--- start Given records ---

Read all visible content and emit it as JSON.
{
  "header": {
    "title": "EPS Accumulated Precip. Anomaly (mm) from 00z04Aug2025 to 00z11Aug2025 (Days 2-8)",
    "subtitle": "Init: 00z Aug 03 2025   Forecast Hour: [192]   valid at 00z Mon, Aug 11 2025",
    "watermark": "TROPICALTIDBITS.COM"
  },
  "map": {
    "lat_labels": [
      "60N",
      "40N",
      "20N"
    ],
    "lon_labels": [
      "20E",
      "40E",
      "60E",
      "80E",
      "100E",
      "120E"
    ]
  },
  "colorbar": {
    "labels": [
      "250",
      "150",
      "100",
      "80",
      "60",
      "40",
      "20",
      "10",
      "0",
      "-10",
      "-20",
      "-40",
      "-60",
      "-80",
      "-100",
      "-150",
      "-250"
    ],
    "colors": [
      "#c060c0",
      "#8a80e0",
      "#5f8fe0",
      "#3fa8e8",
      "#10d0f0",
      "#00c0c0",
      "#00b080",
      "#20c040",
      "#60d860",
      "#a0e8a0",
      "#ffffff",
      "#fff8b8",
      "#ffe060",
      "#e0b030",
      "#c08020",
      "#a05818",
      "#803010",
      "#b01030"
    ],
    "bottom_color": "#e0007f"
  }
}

--- end Given records ---

● **What you will do**: Above are the records; retype every one exactly.

● **Solution below**:
Read all visible content and emit it as JSON.
{
  "header": {
    "title": "EPS Accumulated Precip. Anomaly (mm) from 00z04Aug2025 to 00z11Aug2025 (Days 2-8)",
    "subtitle": "Init: 00z Aug 03 2025   Forecast Hour: [192]   valid at 00z Mon, Aug 11 2025",
    "watermark": "TROPICALTIDBITS.COM"
  },
  "map": {
    "lat_labels": [
      "60N",
      "40N",
      "20N"
    ],
    "lon_labels": [
      "20E",
      "40E",
      "60E",
      "80E",
      "100E",
      "120E"
    ]
  },
  "colorbar": {
    "labels": [
      "250",
      "150",
      "100",
      "80",
      "60",
      "40",
      "20",
      "10",
      "0",
      "-10",
      "-20",
      "-40",
      "-60",
      "-80",
      "-100",
      "-150",
      "-250"
    ],
    "colors": [
      "#c060c0",
      "#8a80e0",
      "#5f8fe0",
      "#3fa8e8",
      "#10d0f0",
      "#00c0c0",
      "#00b080",
      "#20c040",
      "#60d860",
      "#a0e8a0",
      "#ffffff",
      "#fff8b8",
      "#ffe060",
      "#e0b030",
      "#c08020",
      "#a05818",
      "#803010",
      "#b01030"
    ],
    "bottom_color": "#e0007f"
  }
}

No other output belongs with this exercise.